[What the task asks] Tell how many lines have the string "color" in them, and write nothing besides the number.

[Dataset rows]
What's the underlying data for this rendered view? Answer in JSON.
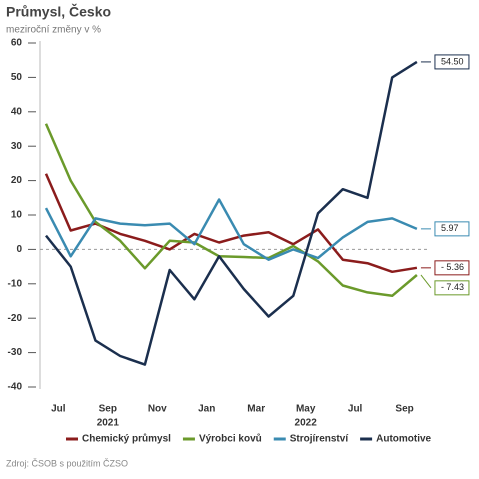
{
  "chart_data": {
    "type": "line",
    "title": "Průmysl, Česko",
    "subtitle": "meziroční změny v %",
    "source": "Zdroj: ČSOB s použitím ČZSO",
    "categories": [
      "Jul",
      null,
      "Sep",
      null,
      "Nov",
      null,
      "Jan",
      null,
      "Mar",
      null,
      "May",
      null,
      "Jul",
      null,
      "Sep",
      null
    ],
    "year_labels": [
      {
        "index": 2,
        "label": "2021"
      },
      {
        "index": 10,
        "label": "2022"
      }
    ],
    "ylim": [
      -40,
      60
    ],
    "yticks": [
      -40,
      -30,
      -20,
      -10,
      0,
      10,
      20,
      30,
      40,
      50,
      60
    ],
    "zero_line": true,
    "legend": "bottom",
    "series": [
      {
        "name": "Chemický průmysl",
        "color": "#8b1c1c",
        "values": [
          22,
          5.5,
          7.5,
          4.5,
          2.5,
          0,
          4.5,
          2,
          4,
          5,
          1.5,
          5.8,
          -3,
          -4,
          -6.5,
          -5.36
        ],
        "value_labels": [
          null,
          null,
          null,
          null,
          null,
          null,
          null,
          null,
          null,
          null,
          null,
          null,
          null,
          null,
          null,
          "- 5.36"
        ]
      },
      {
        "name": "Výrobci kovů",
        "color": "#6b9a2b",
        "values": [
          36.5,
          20,
          8,
          2.5,
          -5.5,
          2.5,
          2,
          -2,
          -2.2,
          -2.5,
          1,
          -3.5,
          -10.5,
          -12.5,
          -13.5,
          -7.43
        ],
        "value_labels": [
          null,
          null,
          null,
          null,
          null,
          null,
          null,
          null,
          null,
          null,
          null,
          null,
          null,
          null,
          null,
          "- 7.43"
        ]
      },
      {
        "name": "Strojírenství",
        "color": "#3a8bb1",
        "values": [
          12,
          -2,
          9,
          7.5,
          7,
          7.5,
          1.5,
          14.5,
          1.5,
          -3,
          0,
          -2.5,
          3.5,
          8,
          9,
          5.97
        ],
        "value_labels": [
          null,
          null,
          null,
          null,
          null,
          null,
          null,
          null,
          null,
          null,
          null,
          null,
          null,
          null,
          null,
          "5.97"
        ]
      },
      {
        "name": "Automotive",
        "color": "#1b2f4e",
        "values": [
          4,
          -5,
          -26.5,
          -31,
          -33.5,
          -6,
          -14.5,
          -2,
          -11.5,
          -19.5,
          -13.5,
          10.5,
          17.5,
          15,
          50,
          54.5
        ],
        "value_labels": [
          null,
          null,
          null,
          null,
          null,
          null,
          null,
          null,
          null,
          null,
          null,
          null,
          null,
          null,
          null,
          "54.50"
        ]
      }
    ]
  }
}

[Final answer] 4